» Data for this exercise
◇ ◇ ◇ ◇ ◇ ◇ ◇

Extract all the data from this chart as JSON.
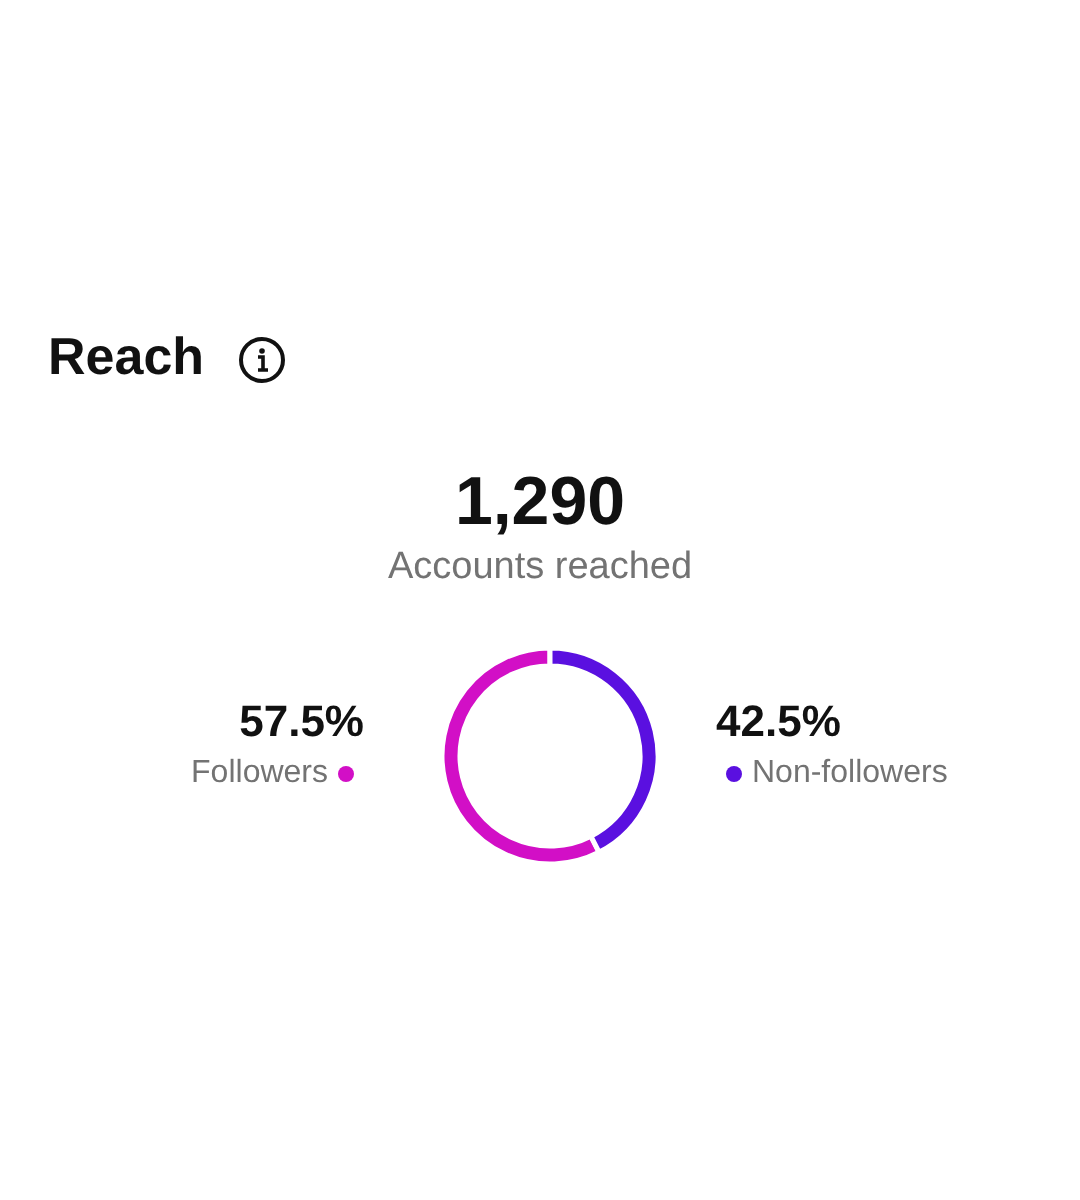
{
  "chart_data": {
    "type": "donut",
    "title": "Reach",
    "annotations": [
      "1,290",
      "Accounts reached"
    ],
    "categories": [
      "Followers",
      "Non-followers"
    ],
    "values": [
      57.5,
      42.5
    ],
    "colors": [
      "#d20fc6",
      "#5a10e0"
    ],
    "value_labels": [
      "57.5%",
      "42.5%"
    ],
    "legend": "right"
  }
}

◇ ◇ ◇ ◇ ◇ ◇ ◇

» Required work
Without the pictures, write out the whole listing above exactly as it appears.

» Worked solution
Extract all the data from this chart as JSON.
{
  "chart_data": {
    "type": "donut",
    "title": "Reach",
    "annotations": [
      "1,290",
      "Accounts reached"
    ],
    "categories": [
      "Followers",
      "Non-followers"
    ],
    "values": [
      57.5,
      42.5
    ],
    "colors": [
      "#d20fc6",
      "#5a10e0"
    ],
    "value_labels": [
      "57.5%",
      "42.5%"
    ],
    "legend": "right"
  }
}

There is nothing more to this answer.